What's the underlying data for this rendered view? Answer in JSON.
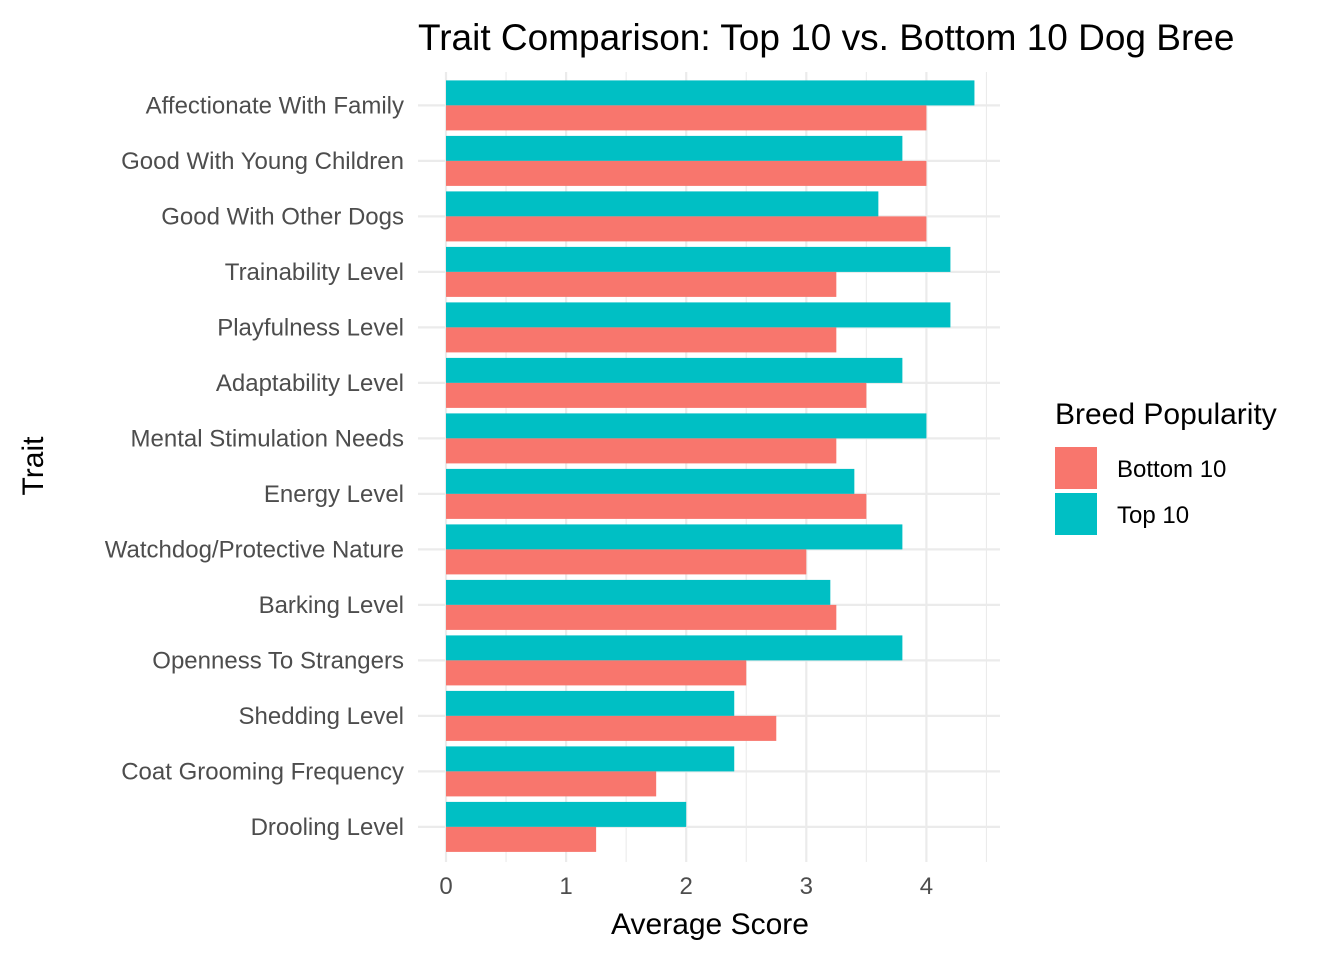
{
  "chart_data": {
    "type": "bar",
    "orientation": "horizontal",
    "title": "Trait Comparison: Top 10 vs. Bottom 10 Dog Bree",
    "xlabel": "Average Score",
    "ylabel": "Trait",
    "xlim": [
      0,
      4.6
    ],
    "x_ticks": [
      "0",
      "1",
      "2",
      "3",
      "4"
    ],
    "grid": true,
    "legend_title": "Breed Popularity",
    "legend_position": "right",
    "categories": [
      "Affectionate With Family",
      "Good With Young Children",
      "Good With Other Dogs",
      "Trainability Level",
      "Playfulness Level",
      "Adaptability Level",
      "Mental Stimulation Needs",
      "Energy Level",
      "Watchdog/Protective Nature",
      "Barking Level",
      "Openness To Strangers",
      "Shedding Level",
      "Coat Grooming Frequency",
      "Drooling Level"
    ],
    "series": [
      {
        "name": "Bottom 10",
        "color": "#F8766D",
        "values": [
          4.0,
          4.0,
          4.0,
          3.25,
          3.25,
          3.5,
          3.25,
          3.5,
          3.0,
          3.25,
          2.5,
          2.75,
          1.75,
          1.25
        ]
      },
      {
        "name": "Top 10",
        "color": "#00BFC4",
        "values": [
          4.4,
          3.8,
          3.6,
          4.2,
          4.2,
          3.8,
          4.0,
          3.4,
          3.8,
          3.2,
          3.8,
          2.4,
          2.4,
          2.0
        ]
      }
    ]
  }
}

----

*OBJECTIVE*
Transcribe every entry word for word, but omit the pictures.

*ANSWER FOR THIS EXERCISE*
What's the underlying data for this rendered view? Answer in JSON.
{
  "chart_data": {
    "type": "bar",
    "orientation": "horizontal",
    "title": "Trait Comparison: Top 10 vs. Bottom 10 Dog Bree",
    "xlabel": "Average Score",
    "ylabel": "Trait",
    "xlim": [
      0,
      4.6
    ],
    "x_ticks": [
      "0",
      "1",
      "2",
      "3",
      "4"
    ],
    "grid": true,
    "legend_title": "Breed Popularity",
    "legend_position": "right",
    "categories": [
      "Affectionate With Family",
      "Good With Young Children",
      "Good With Other Dogs",
      "Trainability Level",
      "Playfulness Level",
      "Adaptability Level",
      "Mental Stimulation Needs",
      "Energy Level",
      "Watchdog/Protective Nature",
      "Barking Level",
      "Openness To Strangers",
      "Shedding Level",
      "Coat Grooming Frequency",
      "Drooling Level"
    ],
    "series": [
      {
        "name": "Bottom 10",
        "color": "#F8766D",
        "values": [
          4.0,
          4.0,
          4.0,
          3.25,
          3.25,
          3.5,
          3.25,
          3.5,
          3.0,
          3.25,
          2.5,
          2.75,
          1.75,
          1.25
        ]
      },
      {
        "name": "Top 10",
        "color": "#00BFC4",
        "values": [
          4.4,
          3.8,
          3.6,
          4.2,
          4.2,
          3.8,
          4.0,
          3.4,
          3.8,
          3.2,
          3.8,
          2.4,
          2.4,
          2.0
        ]
      }
    ]
  }
}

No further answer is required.